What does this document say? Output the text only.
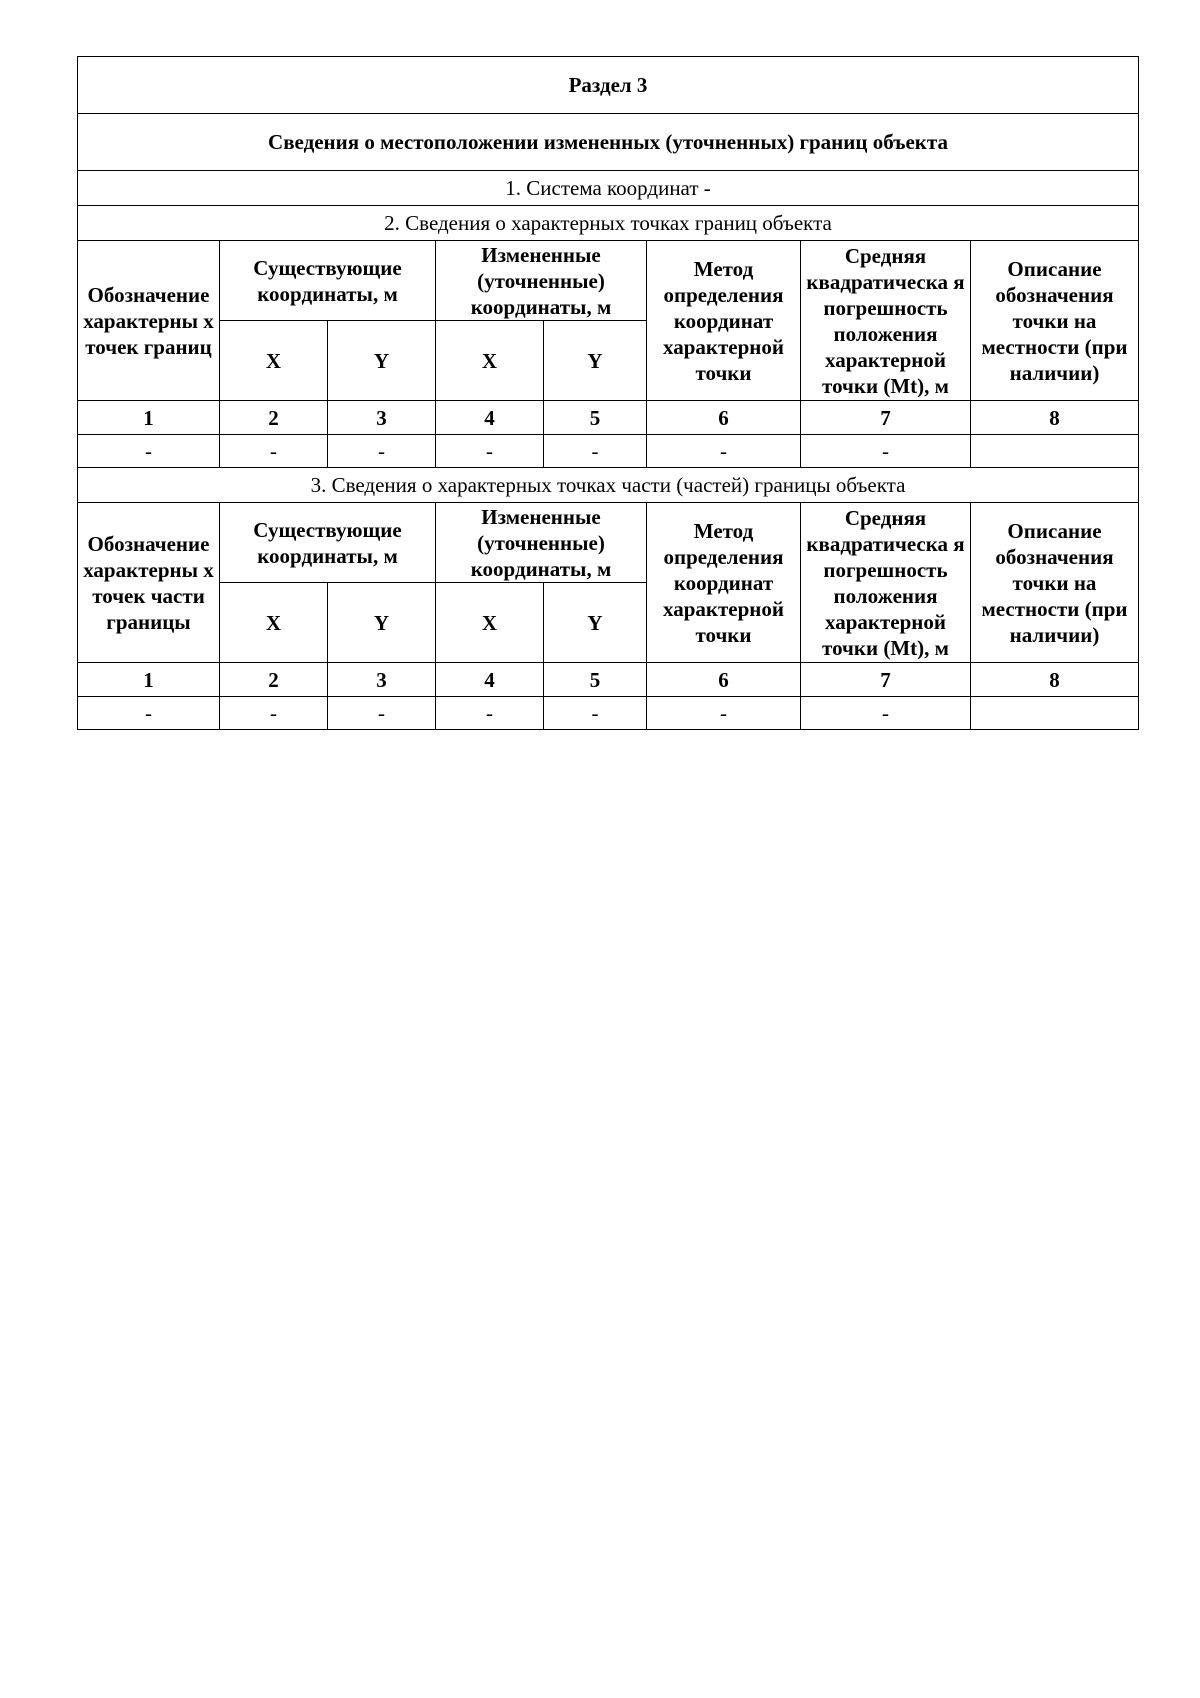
Раздел 3							
Сведения о местоположении измененных (уточненных) границ объекта							
1. Система координат -							
2. Сведения о характерных точках границ объекта							
Обозначение характерны х точек границ	Существующие координаты, м		Измененные (уточненные) координаты, м		Метод определения координат характерной точки	Средняя квадратическа я погрешность положения характерной точки (Mt), м	Описание обозначения точки на местности (при наличии)
	X	Y	X	Y			
1	2	3	4	5	6	7	8
-	-	-	-	-	-	-	
3. Сведения о характерных точках части (частей) границы объекта							
Обозначение характерны х точек части границы	Существующие координаты, м		Измененные (уточненные) координаты, м		Метод определения координат характерной точки	Средняя квадратическа я погрешность положения характерной точки (Mt), м	Описание обозначения точки на местности (при наличии)
	X	Y	X	Y			
1	2	3	4	5	6	7	8
-	-	-	-	-	-	-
════════════════
Given task:
Show every line from the entries above in which "обозначения" appears.

The result:
Обозначение характерны х точек границ	Существующие координаты, м		Измененные (уточненные) координаты, м		Метод определения координат характерной точки	Средняя квадратическа я погрешность положения характерной точки (Mt), м	Описание обозначения точки на местности (при наличии)
Обозначение характерны х точек части границы	Существующие координаты, м		Измененные (уточненные) координаты, м		Метод определения координат характерной точки	Средняя квадратическа я погрешность положения характерной точки (Mt), м	Описание обозначения точки на местности (при наличии)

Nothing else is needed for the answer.